## GIVEN TEXT
*** Block opens ***

For my own use, I care less about ls, ps, and all the other trappings of a shell. I primarily want a data processing pipeline based around a common intermediary data format - that gets me over 90% of the benefit I saw in PowerShell, and still integrates easily with traditional POSIX shells. For anyone interested, I would recommend looking at RecordStream and miller - phenomenal tools based around a pipeline that works off of a rich, shared data format (eg. for recs, newline delimited json). Comparing the examples to what would be required in a standard, loosely structured text pipeline demonstrates the power of the idea.
https://github.com/benbernard/RecordStream
https://github.com/johnkerl/miller
This looks like a really cool project! I will definitely check it out.
With that said, I take issue with this from the end:
Plenty of programming languages have async, serialization libraries and RPC, and package repositories full of nice libraries like that.
My thoughts exactly. The “would not have been possible” seems a bit exaggerated. “would not have been as fast/pleasant to develop/fun” might have been a better way to phrase it.
Also, regarding the second quoted statement, I’m not sure that my shell having so many dependencies on external packages is a good thing.
This looks very interesting! It’s a “query-like” approach to interactive shells, from what I gather. Not that it matters much, but is it POSIX compliant?

*** Block closes ***

## DESCRIPTION OF THE TASK
In the shell discussion, what shared data format is given as the example for recs?

## Page layout parsing data
*** Block opens ***

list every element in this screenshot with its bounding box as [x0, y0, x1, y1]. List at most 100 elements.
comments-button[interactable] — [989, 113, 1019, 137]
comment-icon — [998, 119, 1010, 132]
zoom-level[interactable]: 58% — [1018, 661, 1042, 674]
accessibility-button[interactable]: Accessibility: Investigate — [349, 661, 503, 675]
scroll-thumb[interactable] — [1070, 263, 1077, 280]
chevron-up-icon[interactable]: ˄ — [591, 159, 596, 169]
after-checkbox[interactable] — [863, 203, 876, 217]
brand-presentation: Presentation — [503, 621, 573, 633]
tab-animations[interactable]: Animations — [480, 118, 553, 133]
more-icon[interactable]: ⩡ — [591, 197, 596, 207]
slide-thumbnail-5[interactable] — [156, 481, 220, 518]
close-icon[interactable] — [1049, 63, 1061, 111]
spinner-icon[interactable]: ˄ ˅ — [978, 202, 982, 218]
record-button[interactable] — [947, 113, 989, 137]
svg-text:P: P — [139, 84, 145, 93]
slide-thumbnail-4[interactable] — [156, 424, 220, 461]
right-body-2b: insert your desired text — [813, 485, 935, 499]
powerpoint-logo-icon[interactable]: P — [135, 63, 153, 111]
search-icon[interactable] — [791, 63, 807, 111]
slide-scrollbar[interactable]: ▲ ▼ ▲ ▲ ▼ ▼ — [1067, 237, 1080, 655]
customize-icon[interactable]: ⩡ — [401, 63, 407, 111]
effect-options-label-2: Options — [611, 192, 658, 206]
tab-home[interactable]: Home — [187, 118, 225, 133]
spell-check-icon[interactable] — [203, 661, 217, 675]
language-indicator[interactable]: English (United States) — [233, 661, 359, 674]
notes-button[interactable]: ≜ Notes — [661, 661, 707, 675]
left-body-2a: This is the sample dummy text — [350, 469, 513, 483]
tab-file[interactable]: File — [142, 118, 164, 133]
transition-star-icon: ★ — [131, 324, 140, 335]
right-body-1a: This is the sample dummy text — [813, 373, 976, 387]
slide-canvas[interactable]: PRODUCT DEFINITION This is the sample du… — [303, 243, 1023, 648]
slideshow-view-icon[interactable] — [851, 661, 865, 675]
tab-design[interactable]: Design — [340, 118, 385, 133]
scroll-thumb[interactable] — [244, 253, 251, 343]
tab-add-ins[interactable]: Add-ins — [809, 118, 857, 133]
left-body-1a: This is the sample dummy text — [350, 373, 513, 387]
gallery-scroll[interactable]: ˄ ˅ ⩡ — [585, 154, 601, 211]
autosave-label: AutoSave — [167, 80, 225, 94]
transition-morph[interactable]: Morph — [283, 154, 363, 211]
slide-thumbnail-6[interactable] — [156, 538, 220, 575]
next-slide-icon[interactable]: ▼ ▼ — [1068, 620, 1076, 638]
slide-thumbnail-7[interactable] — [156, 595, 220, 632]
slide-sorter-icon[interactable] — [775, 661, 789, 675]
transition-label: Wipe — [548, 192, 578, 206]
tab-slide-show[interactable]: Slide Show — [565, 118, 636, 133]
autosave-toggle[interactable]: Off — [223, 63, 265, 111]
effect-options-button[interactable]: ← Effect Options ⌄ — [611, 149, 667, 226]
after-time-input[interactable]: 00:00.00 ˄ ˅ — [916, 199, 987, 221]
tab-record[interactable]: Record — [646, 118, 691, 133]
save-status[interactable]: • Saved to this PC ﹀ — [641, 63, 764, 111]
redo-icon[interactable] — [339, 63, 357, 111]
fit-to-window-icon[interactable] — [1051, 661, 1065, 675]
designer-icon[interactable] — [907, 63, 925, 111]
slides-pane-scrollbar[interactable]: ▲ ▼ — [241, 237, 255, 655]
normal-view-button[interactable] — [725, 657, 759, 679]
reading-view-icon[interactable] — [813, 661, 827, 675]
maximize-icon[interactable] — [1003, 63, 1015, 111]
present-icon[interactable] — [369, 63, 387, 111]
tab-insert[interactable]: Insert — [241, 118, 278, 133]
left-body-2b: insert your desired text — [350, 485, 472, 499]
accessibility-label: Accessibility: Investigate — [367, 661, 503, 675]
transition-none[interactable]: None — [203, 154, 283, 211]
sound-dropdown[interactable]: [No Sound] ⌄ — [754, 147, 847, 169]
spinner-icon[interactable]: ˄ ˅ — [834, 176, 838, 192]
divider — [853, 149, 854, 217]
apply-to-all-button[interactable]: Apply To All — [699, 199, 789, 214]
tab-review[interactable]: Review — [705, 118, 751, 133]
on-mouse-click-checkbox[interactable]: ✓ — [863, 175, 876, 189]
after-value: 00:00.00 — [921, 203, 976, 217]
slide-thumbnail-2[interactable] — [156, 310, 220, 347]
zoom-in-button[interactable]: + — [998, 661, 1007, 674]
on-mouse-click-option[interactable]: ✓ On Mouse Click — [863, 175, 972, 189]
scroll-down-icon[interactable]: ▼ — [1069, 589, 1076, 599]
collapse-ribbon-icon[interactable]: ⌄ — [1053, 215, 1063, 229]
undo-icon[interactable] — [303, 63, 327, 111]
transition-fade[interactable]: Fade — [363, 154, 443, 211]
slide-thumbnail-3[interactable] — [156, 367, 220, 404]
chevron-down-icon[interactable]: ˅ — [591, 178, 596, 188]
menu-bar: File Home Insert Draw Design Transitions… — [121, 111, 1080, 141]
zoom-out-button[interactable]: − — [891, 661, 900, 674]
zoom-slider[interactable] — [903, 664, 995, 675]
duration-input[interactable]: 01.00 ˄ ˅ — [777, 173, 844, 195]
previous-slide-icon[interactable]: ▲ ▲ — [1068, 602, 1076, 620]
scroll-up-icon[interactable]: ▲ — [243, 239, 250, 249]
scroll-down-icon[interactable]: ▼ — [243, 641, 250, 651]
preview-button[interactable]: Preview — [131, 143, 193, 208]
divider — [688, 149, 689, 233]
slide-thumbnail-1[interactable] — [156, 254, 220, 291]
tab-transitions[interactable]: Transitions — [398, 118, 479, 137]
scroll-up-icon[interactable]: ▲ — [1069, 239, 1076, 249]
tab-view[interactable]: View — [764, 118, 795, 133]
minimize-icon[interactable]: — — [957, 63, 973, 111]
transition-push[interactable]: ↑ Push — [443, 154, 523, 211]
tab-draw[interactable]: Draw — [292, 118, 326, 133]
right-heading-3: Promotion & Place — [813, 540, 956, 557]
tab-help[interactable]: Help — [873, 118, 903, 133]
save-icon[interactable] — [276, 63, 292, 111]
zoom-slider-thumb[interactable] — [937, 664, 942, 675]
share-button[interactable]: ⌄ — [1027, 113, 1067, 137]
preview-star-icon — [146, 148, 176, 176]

*** Block closes ***

## REPLY TO THE TASK
Newline delimited JSON.